Work request
In the material below, list every line carrying the string "should".

Information given

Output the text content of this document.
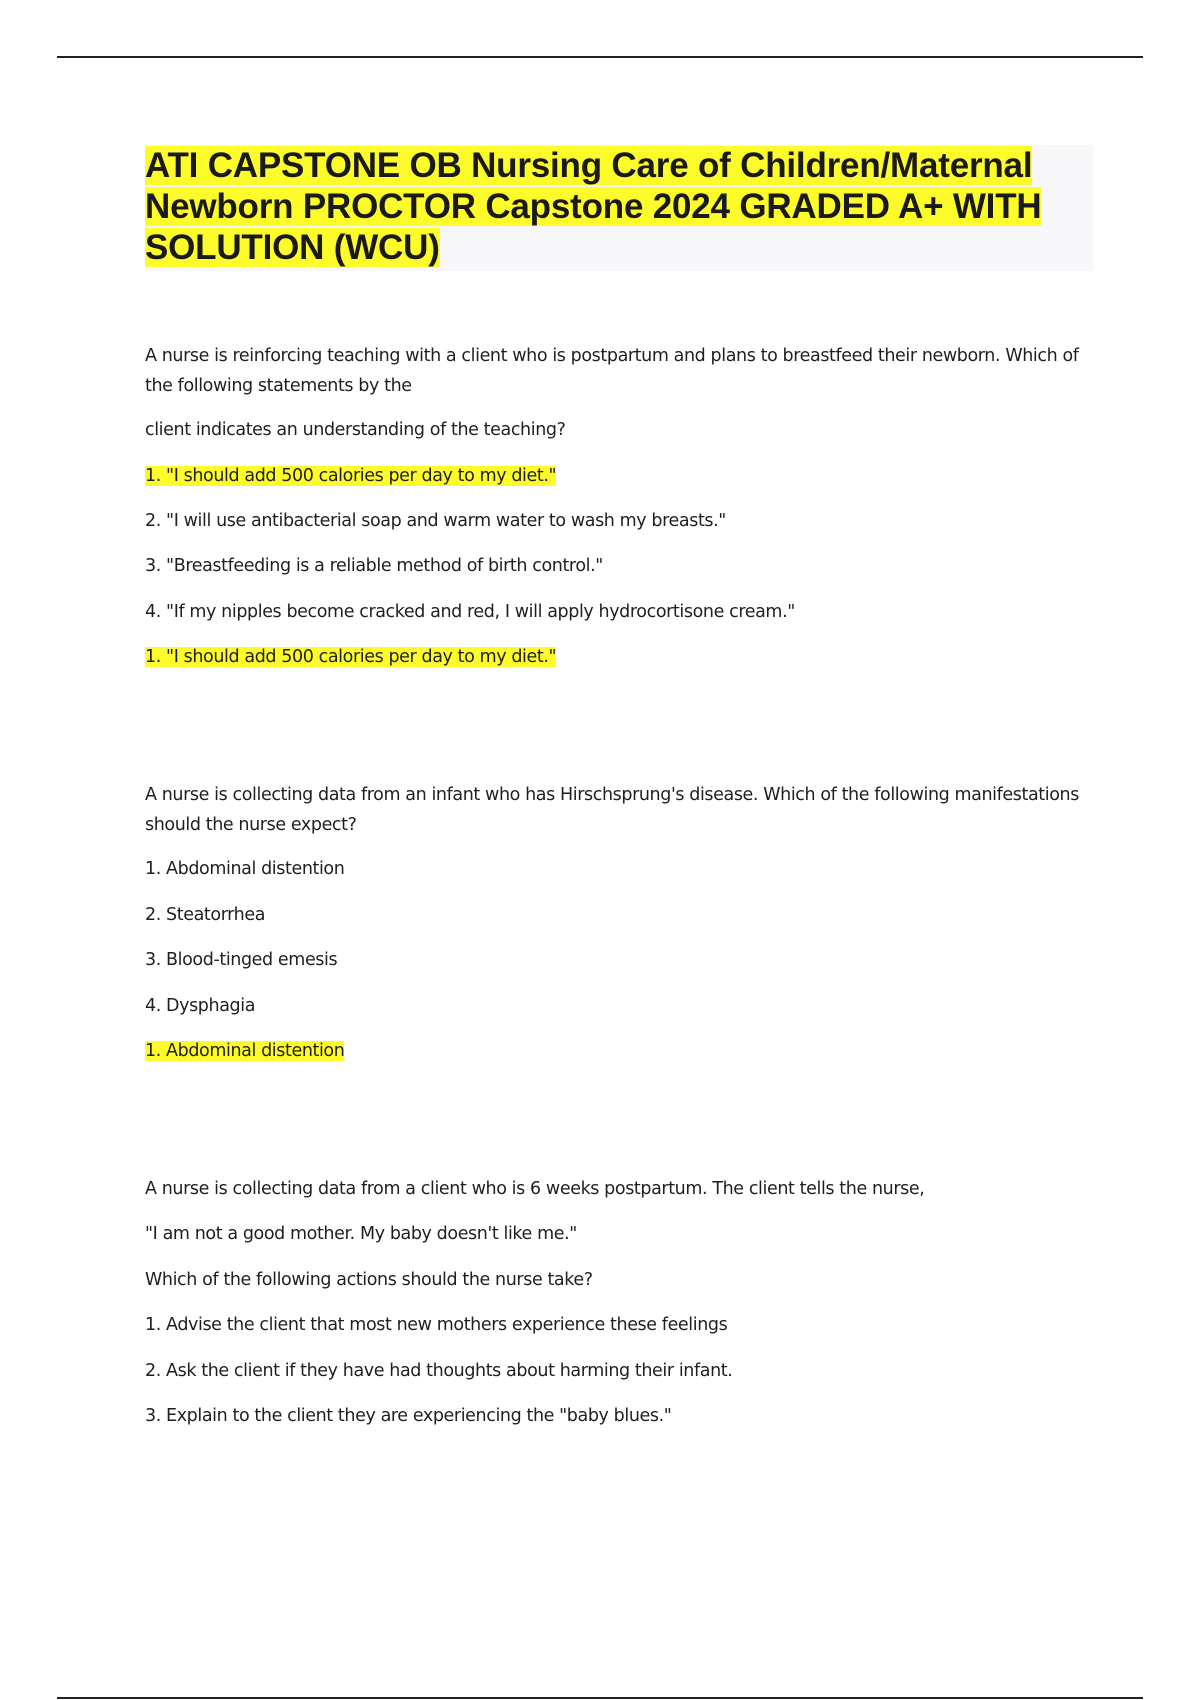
ATI CAPSTONE OB Nursing Care of Children/Maternal Newborn PROCTOR Capstone 2024 GRADED A+ WITH SOLUTION (WCU)

A nurse is reinforcing teaching with a client who is postpartum and plans to breastfeed their newborn. Which of the following statements by the

client indicates an understanding of the teaching?

1. "I should add 500 calories per day to my diet."

2. "I will use antibacterial soap and warm water to wash my breasts."

3. "Breastfeeding is a reliable method of birth control."

4. "If my nipples become cracked and red, I will apply hydrocortisone cream."

1. "I should add 500 calories per day to my diet."

A nurse is collecting data from an infant who has Hirschsprung's disease. Which of the following manifestations should the nurse expect?

1. Abdominal distention

2. Steatorrhea

3. Blood-tinged emesis

4. Dysphagia

1. Abdominal distention

A nurse is collecting data from a client who is 6 weeks postpartum. The client tells the nurse,

"I am not a good mother. My baby doesn't like me."

Which of the following actions should the nurse take?

1. Advise the client that most new mothers experience these feelings

2. Ask the client if they have had thoughts about harming their infant.

3. Explain to the client they are experiencing the "baby blues."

Task answer
1. "I should add 500 calories per day to my diet."
1. "I should add 500 calories per day to my diet."
A nurse is collecting data from an infant who has Hirschsprung's disease. Which of the following manifestations should the nurse expect?
Which of the following actions should the nurse take?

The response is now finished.